Consegna 1:
Nel testo sulla speculazione, che cosa risponde l'impresa dell'alluminio quando le viene chiesto il perché delle sue giacenze di magazzino?

Blocco di testo:
=-=-=-=-=

Francamente su questo tipo d’impostazione, in qualità di economista e sociologo, non sono affatto in accordo perché il contratto futures è pura speculazione, quindi non è possibile distinguere un metodo dall’altro. Ma in fondo di cosa stiamo parlando? Il contratto future è una scommessa su un valore prossimo (presunto tale) di un certo prodotto, sulla base dell’andamento del mercato generale. Ebbene la speculazione non è forse lo spostamento d’ingenti quantità di denaro (che non si possiedono se non in minima parte) in previsione di qualcosa che non è affatto scontato che avvenga? Comunque oltre al dissenso degli economisti sulla speculazione, è stato impressionante come la stessa identica sera del convegno bresciano, in occasione della trasmissione televisiva “Porta a Porta” su Rai 1 il Presidente del Consiglio, tra le più cose, abbia indicato in chiaro la speculazione come un obiettivo da perseguire in sede di coordinamento, sia europeo che tra i maggiori paesi del mondo. Un tempismo perfetto che svela quanto al LME siano molto più interessati alla speculazione (percentuale sulle vendite-acquisti) che alla preservazione e tutela del mercato. La critica è chiara e diretta ed è anche frutto dei tempi. La speculazione è un nemico della stabilità quindi del sistema economico globale e aziendale.
Il Presidente del Consiglio ha detto
Dagli Stati Uniti, il Signor Presidente del Consiglio dei Ministri afferma: il vertice del G-20 di Pittsburgh, per la prima volta non è stato un incontro solo politico, ma si è parlato d’economia per il coordinamento, al fine del controllo sui diversi aspetti tra cui i movimenti speculativi sulle materie prime. Con questa dichiarazione il messaggio è chiaro. Nell’occhio del ciclone ci sono appunto i futures, che non sono più adeguati all’economia moderna. Il futuro sarà di questo tipo: chi vuole speculare lo faccia detenendo il 100% dei soldi che investe sulle materie prime di base.
Un magazzino troppo pieno
Come consulente servo più imprese, tra cui una attiva nel campo dell’alluminio. Verificando le giacenze di magazzino saltano all’occhio ben 2,5 milioni d’alluminio li stoccato e 1 milione di scoperto in banca con cui è attiva una sofferenza. La domanda più ovvia che ho fatto è stata: perché? La risposta: abbiamo speculato.
Il dissesto economico e finanziario porta al fallimento
Pensare d’avere contratti futures, o un magazzino da 2,5 milioni di merce e solo 1 milione di scoperto in banca, oltre il salvo buon fine con gli affidamenti, non mette al riparo le imprese. Anche l’estrema ratio di chiamare un consulente per farsi aiutare nello spiegare alle banche che in fondo (ma molto in fondo) si è comunque un’azienda solida e dotarsi di un piano di marketing (mai fatto nei precedenti 30 anni) non salva l’impresa e i suoi dipendenti. Anche in questo caso il prossimo fallimento è stato voluto e cercato. Sono solo tre anni e mezzo, che da questa rubrica si spiega che uno dei killer dell’impresa è il magazzino, tanto che per ogni metallo di base, in forza dello studio sulle serie storiche di prezzo a 6 anni (non lo fa nessuno in Italia) si aiuta e consiglia se comprare solo sul venduto, oppure sia possibile una certa giacenza.

=-=-=-=-=

Voci fornite:
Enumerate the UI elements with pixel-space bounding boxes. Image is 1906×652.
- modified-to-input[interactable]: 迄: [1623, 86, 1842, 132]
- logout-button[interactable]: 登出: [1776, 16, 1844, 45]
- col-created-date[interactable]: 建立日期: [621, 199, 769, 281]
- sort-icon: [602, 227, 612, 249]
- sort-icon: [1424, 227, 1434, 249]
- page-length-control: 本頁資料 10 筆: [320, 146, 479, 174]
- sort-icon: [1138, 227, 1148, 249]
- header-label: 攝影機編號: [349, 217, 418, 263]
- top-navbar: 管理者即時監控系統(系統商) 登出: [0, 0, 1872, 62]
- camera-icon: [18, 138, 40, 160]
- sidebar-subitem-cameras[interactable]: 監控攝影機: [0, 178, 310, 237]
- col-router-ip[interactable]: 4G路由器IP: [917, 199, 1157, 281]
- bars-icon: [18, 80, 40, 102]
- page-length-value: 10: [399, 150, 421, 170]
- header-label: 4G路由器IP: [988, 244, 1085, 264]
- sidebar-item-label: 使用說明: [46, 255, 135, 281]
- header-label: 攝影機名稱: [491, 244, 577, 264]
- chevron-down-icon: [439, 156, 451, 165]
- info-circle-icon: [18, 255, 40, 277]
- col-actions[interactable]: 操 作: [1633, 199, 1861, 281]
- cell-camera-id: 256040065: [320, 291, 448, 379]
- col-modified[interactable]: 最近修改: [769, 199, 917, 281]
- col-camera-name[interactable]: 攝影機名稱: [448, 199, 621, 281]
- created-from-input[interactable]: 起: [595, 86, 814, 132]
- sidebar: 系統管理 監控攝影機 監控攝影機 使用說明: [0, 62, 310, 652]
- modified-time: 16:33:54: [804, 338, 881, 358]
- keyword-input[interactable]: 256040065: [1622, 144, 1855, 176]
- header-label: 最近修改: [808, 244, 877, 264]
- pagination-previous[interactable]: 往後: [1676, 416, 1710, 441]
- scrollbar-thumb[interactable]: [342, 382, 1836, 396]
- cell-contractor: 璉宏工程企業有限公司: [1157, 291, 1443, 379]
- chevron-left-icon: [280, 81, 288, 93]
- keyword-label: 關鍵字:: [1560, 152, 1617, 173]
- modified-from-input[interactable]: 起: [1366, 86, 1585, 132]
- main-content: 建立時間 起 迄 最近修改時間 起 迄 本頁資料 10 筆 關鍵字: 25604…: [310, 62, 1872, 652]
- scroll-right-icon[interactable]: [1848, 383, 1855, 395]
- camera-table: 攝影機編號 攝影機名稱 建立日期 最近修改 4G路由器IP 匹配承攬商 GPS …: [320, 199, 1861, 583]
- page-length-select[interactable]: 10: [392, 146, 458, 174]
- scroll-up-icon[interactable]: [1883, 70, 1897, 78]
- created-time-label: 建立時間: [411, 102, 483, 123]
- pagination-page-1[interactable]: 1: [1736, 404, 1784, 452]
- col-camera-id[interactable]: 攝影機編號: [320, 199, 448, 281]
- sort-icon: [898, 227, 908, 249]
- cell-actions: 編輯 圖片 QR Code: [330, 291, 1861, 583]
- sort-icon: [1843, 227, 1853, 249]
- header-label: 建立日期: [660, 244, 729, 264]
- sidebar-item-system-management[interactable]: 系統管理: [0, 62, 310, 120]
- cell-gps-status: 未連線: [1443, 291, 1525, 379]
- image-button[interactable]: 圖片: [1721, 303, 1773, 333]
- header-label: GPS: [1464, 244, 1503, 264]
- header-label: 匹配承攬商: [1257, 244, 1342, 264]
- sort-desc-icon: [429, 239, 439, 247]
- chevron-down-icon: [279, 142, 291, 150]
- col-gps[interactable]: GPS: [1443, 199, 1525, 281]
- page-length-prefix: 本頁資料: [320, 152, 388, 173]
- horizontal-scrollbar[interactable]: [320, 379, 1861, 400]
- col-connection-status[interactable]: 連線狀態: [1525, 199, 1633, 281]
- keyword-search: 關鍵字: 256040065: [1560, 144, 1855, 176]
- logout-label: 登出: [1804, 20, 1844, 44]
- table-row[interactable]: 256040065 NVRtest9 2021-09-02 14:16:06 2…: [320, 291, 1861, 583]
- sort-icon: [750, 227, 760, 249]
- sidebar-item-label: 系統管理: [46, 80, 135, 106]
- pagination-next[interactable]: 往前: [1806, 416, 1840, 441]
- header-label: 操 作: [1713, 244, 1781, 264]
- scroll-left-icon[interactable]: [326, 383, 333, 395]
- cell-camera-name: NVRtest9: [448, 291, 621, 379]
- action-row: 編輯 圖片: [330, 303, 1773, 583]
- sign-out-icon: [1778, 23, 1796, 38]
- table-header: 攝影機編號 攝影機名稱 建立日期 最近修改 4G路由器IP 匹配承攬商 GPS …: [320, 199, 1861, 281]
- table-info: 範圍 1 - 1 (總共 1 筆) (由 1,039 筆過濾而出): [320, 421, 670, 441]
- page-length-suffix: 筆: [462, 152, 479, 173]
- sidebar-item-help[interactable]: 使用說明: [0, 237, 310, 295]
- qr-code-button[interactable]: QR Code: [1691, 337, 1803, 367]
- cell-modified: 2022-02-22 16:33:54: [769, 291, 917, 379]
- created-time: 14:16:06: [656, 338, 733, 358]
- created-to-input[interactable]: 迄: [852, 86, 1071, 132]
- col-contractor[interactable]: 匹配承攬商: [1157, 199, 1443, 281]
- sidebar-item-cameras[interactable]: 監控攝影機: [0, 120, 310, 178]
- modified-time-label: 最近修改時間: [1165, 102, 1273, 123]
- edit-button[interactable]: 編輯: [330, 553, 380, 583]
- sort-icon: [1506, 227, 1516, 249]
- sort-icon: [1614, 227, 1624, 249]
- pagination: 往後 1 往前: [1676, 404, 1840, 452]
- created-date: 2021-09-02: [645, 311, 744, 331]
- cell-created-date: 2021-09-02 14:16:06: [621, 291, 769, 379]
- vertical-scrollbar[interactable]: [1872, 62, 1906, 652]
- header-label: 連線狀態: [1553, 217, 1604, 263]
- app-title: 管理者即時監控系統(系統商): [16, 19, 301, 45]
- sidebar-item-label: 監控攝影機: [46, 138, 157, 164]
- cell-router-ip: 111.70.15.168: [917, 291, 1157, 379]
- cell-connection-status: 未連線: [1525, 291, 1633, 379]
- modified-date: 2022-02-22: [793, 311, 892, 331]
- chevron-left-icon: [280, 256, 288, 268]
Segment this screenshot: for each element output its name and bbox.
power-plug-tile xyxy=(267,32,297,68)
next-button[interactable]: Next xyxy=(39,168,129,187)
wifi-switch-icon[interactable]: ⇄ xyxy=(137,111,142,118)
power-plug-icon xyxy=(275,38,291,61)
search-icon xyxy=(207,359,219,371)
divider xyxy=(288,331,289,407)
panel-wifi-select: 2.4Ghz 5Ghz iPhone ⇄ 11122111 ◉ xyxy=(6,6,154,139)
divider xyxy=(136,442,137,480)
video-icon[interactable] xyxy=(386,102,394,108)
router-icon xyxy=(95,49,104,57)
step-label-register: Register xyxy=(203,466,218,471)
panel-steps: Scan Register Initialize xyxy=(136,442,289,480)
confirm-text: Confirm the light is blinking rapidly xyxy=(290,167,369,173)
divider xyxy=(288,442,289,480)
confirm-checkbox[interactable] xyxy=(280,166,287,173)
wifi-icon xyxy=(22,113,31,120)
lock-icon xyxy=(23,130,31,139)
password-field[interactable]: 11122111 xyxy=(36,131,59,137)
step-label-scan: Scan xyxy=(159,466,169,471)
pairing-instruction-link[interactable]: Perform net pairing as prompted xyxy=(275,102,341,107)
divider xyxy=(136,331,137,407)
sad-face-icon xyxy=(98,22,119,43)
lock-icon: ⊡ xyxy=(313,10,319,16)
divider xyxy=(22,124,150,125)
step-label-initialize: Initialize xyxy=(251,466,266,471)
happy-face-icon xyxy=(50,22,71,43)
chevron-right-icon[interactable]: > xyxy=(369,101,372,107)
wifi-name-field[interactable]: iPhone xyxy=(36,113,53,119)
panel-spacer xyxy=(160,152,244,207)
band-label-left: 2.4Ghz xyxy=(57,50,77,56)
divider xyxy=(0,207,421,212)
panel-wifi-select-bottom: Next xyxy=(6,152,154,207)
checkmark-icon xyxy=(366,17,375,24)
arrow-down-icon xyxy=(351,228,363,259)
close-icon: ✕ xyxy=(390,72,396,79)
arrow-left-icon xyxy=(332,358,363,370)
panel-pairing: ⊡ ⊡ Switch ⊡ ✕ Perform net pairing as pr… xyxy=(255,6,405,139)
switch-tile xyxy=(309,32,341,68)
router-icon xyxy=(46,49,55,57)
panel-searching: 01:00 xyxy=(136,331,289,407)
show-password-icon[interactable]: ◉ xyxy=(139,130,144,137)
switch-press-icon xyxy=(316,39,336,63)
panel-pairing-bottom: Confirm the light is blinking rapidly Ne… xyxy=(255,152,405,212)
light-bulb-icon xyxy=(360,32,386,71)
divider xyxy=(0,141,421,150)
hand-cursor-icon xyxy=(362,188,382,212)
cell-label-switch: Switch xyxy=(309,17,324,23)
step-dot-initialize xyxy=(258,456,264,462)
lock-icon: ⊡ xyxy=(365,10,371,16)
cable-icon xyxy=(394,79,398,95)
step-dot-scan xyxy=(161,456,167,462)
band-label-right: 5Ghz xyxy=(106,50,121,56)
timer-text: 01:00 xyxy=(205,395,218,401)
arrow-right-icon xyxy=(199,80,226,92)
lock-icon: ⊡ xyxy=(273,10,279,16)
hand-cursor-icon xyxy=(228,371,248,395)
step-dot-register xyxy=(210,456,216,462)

=-=-=-=-=

Consegna 2:
Riproduci fedelmente le righe dei record dall'inizio fino alla riga che contiene "- sidebar-item-label: 使用說明: [46, 255, 135, 281]", includendo entrambi gli estremi.

Risultato finale 1:
Risponde: «abbiamo speculato».

Risultato finale 2:
Enumerate the UI elements with pixel-space bounding boxes. Image is 1906×652.
- modified-to-input[interactable]: 迄: [1623, 86, 1842, 132]
- logout-button[interactable]: 登出: [1776, 16, 1844, 45]
- col-created-date[interactable]: 建立日期: [621, 199, 769, 281]
- sort-icon: [602, 227, 612, 249]
- sort-icon: [1424, 227, 1434, 249]
- page-length-control: 本頁資料 10 筆: [320, 146, 479, 174]
- sort-icon: [1138, 227, 1148, 249]
- header-label: 攝影機編號: [349, 217, 418, 263]
- top-navbar: 管理者即時監控系統(系統商) 登出: [0, 0, 1872, 62]
- camera-icon: [18, 138, 40, 160]
- sidebar-subitem-cameras[interactable]: 監控攝影機: [0, 178, 310, 237]
- col-router-ip[interactable]: 4G路由器IP: [917, 199, 1157, 281]
- bars-icon: [18, 80, 40, 102]
- page-length-value: 10: [399, 150, 421, 170]
- header-label: 4G路由器IP: [988, 244, 1085, 264]
- sidebar-item-label: 使用說明: [46, 255, 135, 281]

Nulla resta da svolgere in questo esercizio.